[start Records supplied]

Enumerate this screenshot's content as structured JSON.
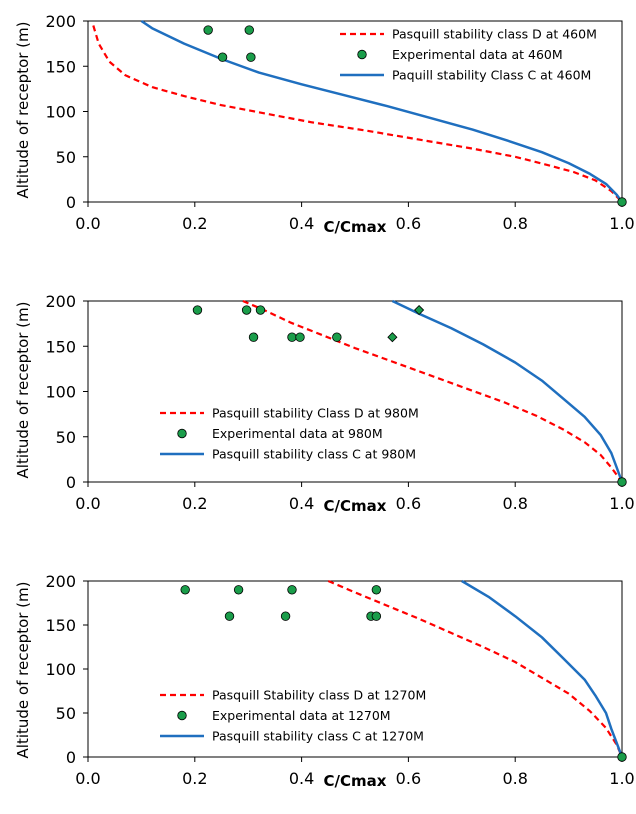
{
  "chart_data": [
    {
      "type": "line",
      "xlabel": "C/Cmax",
      "ylabel": "Altitude of receptor (m)",
      "xlim": [
        0.0,
        1.0
      ],
      "ylim": [
        0,
        200
      ],
      "xticks": [
        "0.0",
        "0.2",
        "0.4",
        "0.6",
        "0.8",
        "1.0"
      ],
      "yticks": [
        "0",
        "50",
        "100",
        "150",
        "200"
      ],
      "grid": false,
      "legend_position": "top-right",
      "series": [
        {
          "name": "Pasquill stability class D at 460M",
          "kind": "line",
          "color": "#ff0000",
          "dash": true,
          "x": [
            0.01,
            0.02,
            0.04,
            0.07,
            0.12,
            0.18,
            0.25,
            0.33,
            0.42,
            0.52,
            0.62,
            0.72,
            0.8,
            0.86,
            0.91,
            0.95,
            0.98,
            1.0
          ],
          "y": [
            195,
            175,
            155,
            140,
            127,
            117,
            107,
            98,
            88,
            79,
            69,
            59,
            50,
            41,
            33,
            24,
            12,
            0
          ]
        },
        {
          "name": "Experimental data at 460M",
          "kind": "scatter",
          "color": "#1a9d4a",
          "x": [
            0.225,
            0.302,
            0.252,
            0.305,
            1.0
          ],
          "y": [
            190,
            190,
            160,
            160,
            0
          ]
        },
        {
          "name": "Paquill stability Class C at 460M",
          "kind": "line",
          "color": "#1f6fbf",
          "dash": false,
          "x": [
            0.1,
            0.12,
            0.18,
            0.25,
            0.32,
            0.4,
            0.48,
            0.56,
            0.64,
            0.72,
            0.79,
            0.85,
            0.9,
            0.94,
            0.97,
            0.99,
            1.0
          ],
          "y": [
            200,
            192,
            175,
            158,
            143,
            130,
            118,
            106,
            93,
            80,
            67,
            55,
            43,
            31,
            20,
            8,
            0
          ]
        }
      ]
    },
    {
      "type": "line",
      "xlabel": "C/Cmax",
      "ylabel": "Altitude of receptor (m)",
      "xlim": [
        0.0,
        1.0
      ],
      "ylim": [
        0,
        200
      ],
      "xticks": [
        "0.0",
        "0.2",
        "0.4",
        "0.6",
        "0.8",
        "1.0"
      ],
      "yticks": [
        "0",
        "50",
        "100",
        "150",
        "200"
      ],
      "grid": false,
      "legend_position": "bottom-left",
      "series": [
        {
          "name": "Pasquill stability Class D at 980M",
          "kind": "line",
          "color": "#ff0000",
          "dash": true,
          "x": [
            0.29,
            0.33,
            0.38,
            0.44,
            0.5,
            0.57,
            0.64,
            0.71,
            0.78,
            0.84,
            0.89,
            0.93,
            0.96,
            0.98,
            0.99,
            1.0
          ],
          "y": [
            200,
            190,
            176,
            162,
            148,
            133,
            118,
            103,
            88,
            73,
            58,
            44,
            30,
            16,
            8,
            0
          ]
        },
        {
          "name": "Experimental data at 980M",
          "kind": "scatter",
          "color": "#1a9d4a",
          "x": [
            0.205,
            0.297,
            0.323,
            0.31,
            0.382,
            0.397,
            0.466,
            1.0
          ],
          "y": [
            190,
            190,
            190,
            160,
            160,
            160,
            160,
            0
          ]
        },
        {
          "name": "Experimental data at 980M (diamond)",
          "kind": "diamond",
          "color": "#1a9d4a",
          "x": [
            0.62,
            0.57
          ],
          "y": [
            190,
            160
          ]
        },
        {
          "name": "Pasquill stability class C at 980M",
          "kind": "line",
          "color": "#1f6fbf",
          "dash": false,
          "x": [
            0.57,
            0.62,
            0.68,
            0.74,
            0.8,
            0.85,
            0.89,
            0.93,
            0.96,
            0.98,
            0.99,
            1.0
          ],
          "y": [
            200,
            186,
            170,
            152,
            132,
            112,
            92,
            72,
            52,
            32,
            16,
            0
          ]
        }
      ]
    },
    {
      "type": "line",
      "xlabel": "C/Cmax",
      "ylabel": "Altitude of receptor (m)",
      "xlim": [
        0.0,
        1.0
      ],
      "ylim": [
        0,
        200
      ],
      "xticks": [
        "0.0",
        "0.2",
        "0.4",
        "0.6",
        "0.8",
        "1.0"
      ],
      "yticks": [
        "0",
        "50",
        "100",
        "150",
        "200"
      ],
      "grid": false,
      "legend_position": "bottom-left",
      "series": [
        {
          "name": "Pasquill Stability class D at 1270M",
          "kind": "line",
          "color": "#ff0000",
          "dash": true,
          "x": [
            0.45,
            0.5,
            0.56,
            0.62,
            0.68,
            0.74,
            0.8,
            0.85,
            0.9,
            0.94,
            0.97,
            0.99,
            1.0
          ],
          "y": [
            200,
            187,
            172,
            157,
            141,
            125,
            108,
            90,
            72,
            52,
            33,
            14,
            0
          ]
        },
        {
          "name": "Experimental data at 1270M",
          "kind": "scatter",
          "color": "#1a9d4a",
          "x": [
            0.182,
            0.282,
            0.382,
            0.54,
            0.265,
            0.37,
            0.53,
            0.54,
            1.0
          ],
          "y": [
            190,
            190,
            190,
            190,
            160,
            160,
            160,
            160,
            0
          ]
        },
        {
          "name": "Pasquill stability class C at 1270M",
          "kind": "line",
          "color": "#1f6fbf",
          "dash": false,
          "x": [
            0.7,
            0.75,
            0.8,
            0.85,
            0.89,
            0.93,
            0.95,
            0.97,
            0.98,
            0.99,
            1.0
          ],
          "y": [
            200,
            182,
            160,
            136,
            112,
            88,
            70,
            50,
            32,
            16,
            0
          ]
        }
      ]
    }
  ]
}
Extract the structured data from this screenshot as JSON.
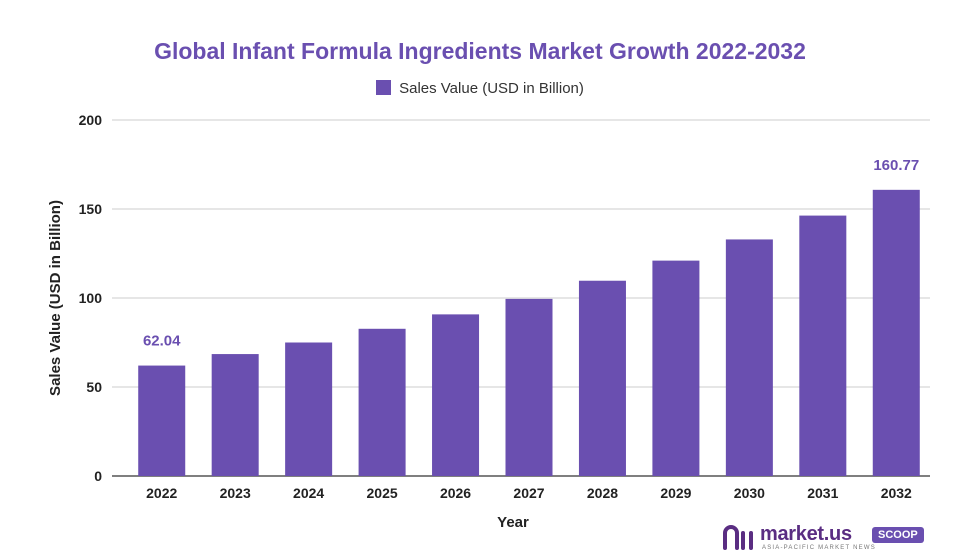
{
  "chart_data": {
    "type": "bar",
    "title": "Global Infant Formula Ingredients Market Growth 2022-2032",
    "xlabel": "Year",
    "ylabel": "Sales Value (USD in Billion)",
    "ylim": [
      0,
      200
    ],
    "yticks": [
      0,
      50,
      100,
      150,
      200
    ],
    "grid": true,
    "legend_position": "top-center",
    "categories": [
      "2022",
      "2023",
      "2024",
      "2025",
      "2026",
      "2027",
      "2028",
      "2029",
      "2030",
      "2031",
      "2032"
    ],
    "series": [
      {
        "name": "Sales Value (USD in Billion)",
        "color": "#6a4fb0",
        "values": [
          62.04,
          68.5,
          75.0,
          82.7,
          90.8,
          99.5,
          109.7,
          121.0,
          132.9,
          146.3,
          160.77
        ]
      }
    ],
    "data_labels": [
      {
        "category": "2022",
        "text": "62.04"
      },
      {
        "category": "2032",
        "text": "160.77"
      }
    ]
  },
  "logo": {
    "name": "market.us",
    "badge": "SCOOP",
    "tagline": "ASIA-PACIFIC MARKET NEWS",
    "color": "#5a2d82"
  }
}
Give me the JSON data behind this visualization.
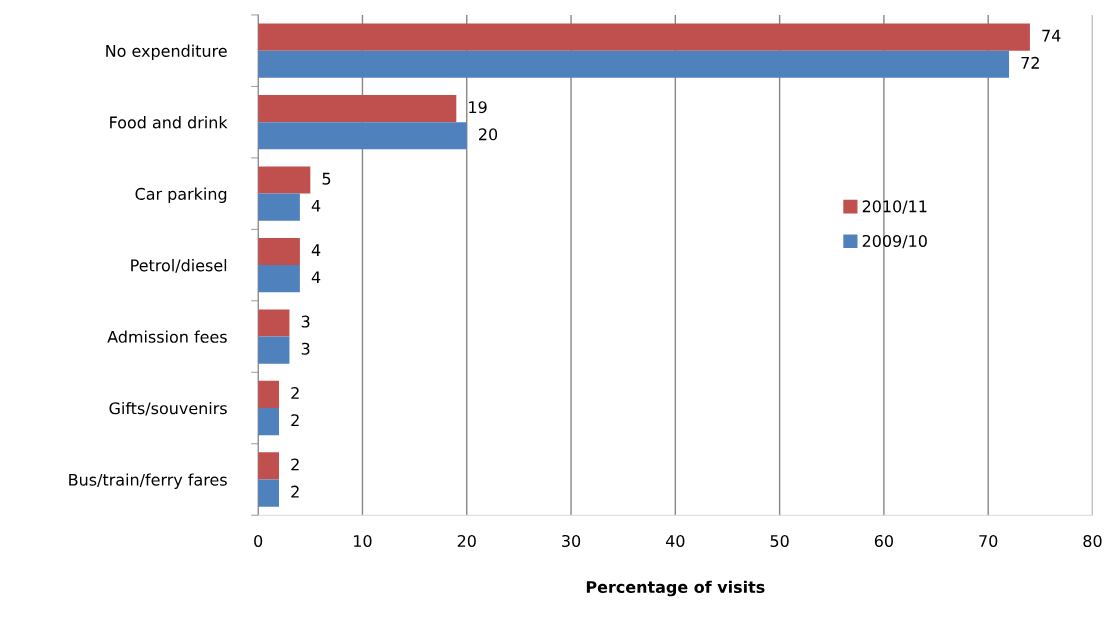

[end Records supplied]

Task directions:
Print exactly the lines from the line with "Extract the structured" through the end of the data, both ends included, and print no pictures.

Task result:
Extract the structured data from this screenshot as JSON.
{
  "chart_data": {
    "type": "bar",
    "title": "Global Infant Formula Ingredients Market Growth 2022-2032",
    "xlabel": "Year",
    "ylabel": "Sales Value (USD in Billion)",
    "ylim": [
      0,
      200
    ],
    "yticks": [
      0,
      50,
      100,
      150,
      200
    ],
    "grid": true,
    "legend_position": "top-center",
    "categories": [
      "2022",
      "2023",
      "2024",
      "2025",
      "2026",
      "2027",
      "2028",
      "2029",
      "2030",
      "2031",
      "2032"
    ],
    "series": [
      {
        "name": "Sales Value (USD in Billion)",
        "color": "#6a4fb0",
        "values": [
          62.04,
          68.5,
          75.0,
          82.7,
          90.8,
          99.5,
          109.7,
          121.0,
          132.9,
          146.3,
          160.77
        ]
      }
    ],
    "data_labels": [
      {
        "category": "2022",
        "text": "62.04"
      },
      {
        "category": "2032",
        "text": "160.77"
      }
    ]
  },
  "logo": {
    "name": "market.us",
    "badge": "SCOOP",
    "tagline": "ASIA-PACIFIC MARKET NEWS",
    "color": "#5a2d82"
  }
}
Give me the JSON data behind this visualization.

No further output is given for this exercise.